**Stated task**
Each line that holds the word "name" counts once. Give the total number of such lines and nothing else.

**Exercise data**
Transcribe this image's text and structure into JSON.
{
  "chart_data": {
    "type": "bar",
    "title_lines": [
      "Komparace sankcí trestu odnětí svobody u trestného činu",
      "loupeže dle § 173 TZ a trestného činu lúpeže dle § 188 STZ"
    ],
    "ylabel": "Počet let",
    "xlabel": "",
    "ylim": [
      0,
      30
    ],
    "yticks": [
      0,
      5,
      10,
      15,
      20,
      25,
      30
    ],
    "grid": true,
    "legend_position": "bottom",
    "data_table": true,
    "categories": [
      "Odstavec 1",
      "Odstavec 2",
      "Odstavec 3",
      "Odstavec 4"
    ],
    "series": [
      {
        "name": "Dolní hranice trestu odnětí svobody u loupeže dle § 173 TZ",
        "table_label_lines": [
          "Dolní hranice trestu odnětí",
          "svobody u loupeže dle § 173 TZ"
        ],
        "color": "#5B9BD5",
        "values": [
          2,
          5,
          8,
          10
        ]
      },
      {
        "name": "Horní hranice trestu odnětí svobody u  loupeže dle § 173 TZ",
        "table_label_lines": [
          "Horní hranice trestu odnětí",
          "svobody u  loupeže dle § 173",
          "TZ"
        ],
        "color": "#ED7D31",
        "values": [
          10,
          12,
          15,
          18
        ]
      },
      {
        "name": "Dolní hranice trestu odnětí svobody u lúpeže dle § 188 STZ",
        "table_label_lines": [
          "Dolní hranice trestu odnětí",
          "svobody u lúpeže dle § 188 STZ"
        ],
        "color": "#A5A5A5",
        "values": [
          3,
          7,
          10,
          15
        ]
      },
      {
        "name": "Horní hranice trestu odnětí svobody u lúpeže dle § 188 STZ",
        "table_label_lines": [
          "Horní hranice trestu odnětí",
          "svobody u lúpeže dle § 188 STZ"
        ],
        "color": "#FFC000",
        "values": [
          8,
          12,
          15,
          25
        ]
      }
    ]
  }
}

**Problem solution**
4